INSTRUCTION:
Write out each line of the material again, word for word.

Dataset records
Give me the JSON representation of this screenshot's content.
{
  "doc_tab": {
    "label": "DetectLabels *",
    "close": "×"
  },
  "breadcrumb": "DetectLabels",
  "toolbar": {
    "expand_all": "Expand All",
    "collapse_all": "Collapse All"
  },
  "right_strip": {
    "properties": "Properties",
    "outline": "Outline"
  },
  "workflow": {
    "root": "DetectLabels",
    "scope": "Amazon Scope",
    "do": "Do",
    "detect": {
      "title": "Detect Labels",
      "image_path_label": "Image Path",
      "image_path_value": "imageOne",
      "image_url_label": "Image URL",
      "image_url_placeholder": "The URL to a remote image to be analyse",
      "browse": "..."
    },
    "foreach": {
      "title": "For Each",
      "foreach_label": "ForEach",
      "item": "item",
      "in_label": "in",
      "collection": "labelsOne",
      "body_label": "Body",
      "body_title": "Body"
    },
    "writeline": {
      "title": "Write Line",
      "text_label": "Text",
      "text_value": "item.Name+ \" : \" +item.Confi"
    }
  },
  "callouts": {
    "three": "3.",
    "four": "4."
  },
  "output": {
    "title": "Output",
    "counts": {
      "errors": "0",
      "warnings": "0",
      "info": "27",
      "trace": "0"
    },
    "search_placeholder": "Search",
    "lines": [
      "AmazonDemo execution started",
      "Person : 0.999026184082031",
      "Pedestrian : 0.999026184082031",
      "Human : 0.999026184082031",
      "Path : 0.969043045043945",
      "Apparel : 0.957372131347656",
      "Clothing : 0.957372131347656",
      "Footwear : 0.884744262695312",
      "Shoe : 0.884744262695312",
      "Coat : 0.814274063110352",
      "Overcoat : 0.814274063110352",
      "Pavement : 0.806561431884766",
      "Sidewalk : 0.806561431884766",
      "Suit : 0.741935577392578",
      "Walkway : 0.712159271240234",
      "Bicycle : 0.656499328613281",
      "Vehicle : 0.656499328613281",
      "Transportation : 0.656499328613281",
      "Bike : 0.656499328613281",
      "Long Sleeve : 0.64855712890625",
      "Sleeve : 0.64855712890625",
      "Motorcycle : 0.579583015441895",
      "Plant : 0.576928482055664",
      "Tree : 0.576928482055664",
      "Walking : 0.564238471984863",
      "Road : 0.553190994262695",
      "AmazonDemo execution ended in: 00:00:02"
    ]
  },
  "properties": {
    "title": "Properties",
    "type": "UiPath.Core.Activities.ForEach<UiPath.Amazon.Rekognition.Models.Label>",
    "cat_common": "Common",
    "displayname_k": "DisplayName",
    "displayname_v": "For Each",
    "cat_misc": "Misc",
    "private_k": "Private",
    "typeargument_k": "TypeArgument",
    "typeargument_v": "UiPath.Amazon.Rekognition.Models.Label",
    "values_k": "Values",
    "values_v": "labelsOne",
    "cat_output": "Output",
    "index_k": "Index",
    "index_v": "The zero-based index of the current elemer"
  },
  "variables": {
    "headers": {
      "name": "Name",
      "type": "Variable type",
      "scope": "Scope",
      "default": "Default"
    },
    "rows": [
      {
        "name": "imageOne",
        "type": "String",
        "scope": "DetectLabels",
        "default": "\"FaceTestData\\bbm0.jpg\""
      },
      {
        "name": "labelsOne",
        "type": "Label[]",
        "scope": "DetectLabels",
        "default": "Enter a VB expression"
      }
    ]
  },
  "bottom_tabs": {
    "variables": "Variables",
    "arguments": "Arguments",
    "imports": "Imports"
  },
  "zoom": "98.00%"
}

PROBLEM SOLUTION:
Give me the JSON representation of this screenshot's content.
{
  "doc_tab": {
    "label": "DetectLabels *",
    "close": "×"
  },
  "breadcrumb": "DetectLabels",
  "toolbar": {
    "expand_all": "Expand All",
    "collapse_all": "Collapse All"
  },
  "right_strip": {
    "properties": "Properties",
    "outline": "Outline"
  },
  "workflow": {
    "root": "DetectLabels",
    "scope": "Amazon Scope",
    "do": "Do",
    "detect": {
      "title": "Detect Labels",
      "image_path_label": "Image Path",
      "image_path_value": "imageOne",
      "image_url_label": "Image URL",
      "image_url_placeholder": "The URL to a remote image to be analyse",
      "browse": "..."
    },
    "foreach": {
      "title": "For Each",
      "foreach_label": "ForEach",
      "item": "item",
      "in_label": "in",
      "collection": "labelsOne",
      "body_label": "Body",
      "body_title": "Body"
    },
    "writeline": {
      "title": "Write Line",
      "text_label": "Text",
      "text_value": "item.Name+ \" : \" +item.Confi"
    }
  },
  "callouts": {
    "three": "3.",
    "four": "4."
  },
  "output": {
    "title": "Output",
    "counts": {
      "errors": "0",
      "warnings": "0",
      "info": "27",
      "trace": "0"
    },
    "search_placeholder": "Search",
    "lines": [
      "AmazonDemo execution started",
      "Person : 0.999026184082031",
      "Pedestrian : 0.999026184082031",
      "Human : 0.999026184082031",
      "Path : 0.969043045043945",
      "Apparel : 0.957372131347656",
      "Clothing : 0.957372131347656",
      "Footwear : 0.884744262695312",
      "Shoe : 0.884744262695312",
      "Coat : 0.814274063110352",
      "Overcoat : 0.814274063110352",
      "Pavement : 0.806561431884766",
      "Sidewalk : 0.806561431884766",
      "Suit : 0.741935577392578",
      "Walkway : 0.712159271240234",
      "Bicycle : 0.656499328613281",
      "Vehicle : 0.656499328613281",
      "Transportation : 0.656499328613281",
      "Bike : 0.656499328613281",
      "Long Sleeve : 0.64855712890625",
      "Sleeve : 0.64855712890625",
      "Motorcycle : 0.579583015441895",
      "Plant : 0.576928482055664",
      "Tree : 0.576928482055664",
      "Walking : 0.564238471984863",
      "Road : 0.553190994262695",
      "AmazonDemo execution ended in: 00:00:02"
    ]
  },
  "properties": {
    "title": "Properties",
    "type": "UiPath.Core.Activities.ForEach<UiPath.Amazon.Rekognition.Models.Label>",
    "cat_common": "Common",
    "displayname_k": "DisplayName",
    "displayname_v": "For Each",
    "cat_misc": "Misc",
    "private_k": "Private",
    "typeargument_k": "TypeArgument",
    "typeargument_v": "UiPath.Amazon.Rekognition.Models.Label",
    "values_k": "Values",
    "values_v": "labelsOne",
    "cat_output": "Output",
    "index_k": "Index",
    "index_v": "The zero-based index of the current elemer"
  },
  "variables": {
    "headers": {
      "name": "Name",
      "type": "Variable type",
      "scope": "Scope",
      "default": "Default"
    },
    "rows": [
      {
        "name": "imageOne",
        "type": "String",
        "scope": "DetectLabels",
        "default": "\"FaceTestData\\bbm0.jpg\""
      },
      {
        "name": "labelsOne",
        "type": "Label[]",
        "scope": "DetectLabels",
        "default": "Enter a VB expression"
      }
    ]
  },
  "bottom_tabs": {
    "variables": "Variables",
    "arguments": "Arguments",
    "imports": "Imports"
  },
  "zoom": "98.00%"
}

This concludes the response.